=== WHAT THE TASK REQUIRES ===
Copy out all the entries word for word.

─── MATERIAL SHOWN ───

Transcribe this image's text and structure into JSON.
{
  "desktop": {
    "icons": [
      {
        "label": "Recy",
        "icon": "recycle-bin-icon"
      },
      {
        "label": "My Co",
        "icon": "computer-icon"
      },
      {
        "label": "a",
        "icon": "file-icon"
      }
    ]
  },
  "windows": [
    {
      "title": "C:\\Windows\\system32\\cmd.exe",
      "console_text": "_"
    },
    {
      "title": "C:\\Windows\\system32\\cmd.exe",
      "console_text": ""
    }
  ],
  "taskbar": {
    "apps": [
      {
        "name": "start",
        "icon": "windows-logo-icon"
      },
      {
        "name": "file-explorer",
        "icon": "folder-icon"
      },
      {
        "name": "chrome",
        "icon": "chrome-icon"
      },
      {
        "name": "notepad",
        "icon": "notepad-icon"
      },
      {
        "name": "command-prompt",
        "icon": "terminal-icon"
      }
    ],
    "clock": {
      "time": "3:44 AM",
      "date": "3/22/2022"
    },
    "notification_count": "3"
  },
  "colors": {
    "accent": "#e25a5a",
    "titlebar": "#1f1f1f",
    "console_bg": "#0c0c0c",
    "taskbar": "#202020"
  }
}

───

=== RESULT OF THIS TASK ===
Transcribe this image's text and structure into JSON.
{
  "desktop": {
    "icons": [
      {
        "label": "Recy",
        "icon": "recycle-bin-icon"
      },
      {
        "label": "My Co",
        "icon": "computer-icon"
      },
      {
        "label": "a",
        "icon": "file-icon"
      }
    ]
  },
  "windows": [
    {
      "title": "C:\\Windows\\system32\\cmd.exe",
      "console_text": "_"
    },
    {
      "title": "C:\\Windows\\system32\\cmd.exe",
      "console_text": ""
    }
  ],
  "taskbar": {
    "apps": [
      {
        "name": "start",
        "icon": "windows-logo-icon"
      },
      {
        "name": "file-explorer",
        "icon": "folder-icon"
      },
      {
        "name": "chrome",
        "icon": "chrome-icon"
      },
      {
        "name": "notepad",
        "icon": "notepad-icon"
      },
      {
        "name": "command-prompt",
        "icon": "terminal-icon"
      }
    ],
    "clock": {
      "time": "3:44 AM",
      "date": "3/22/2022"
    },
    "notification_count": "3"
  },
  "colors": {
    "accent": "#e25a5a",
    "titlebar": "#1f1f1f",
    "console_bg": "#0c0c0c",
    "taskbar": "#202020"
  }
}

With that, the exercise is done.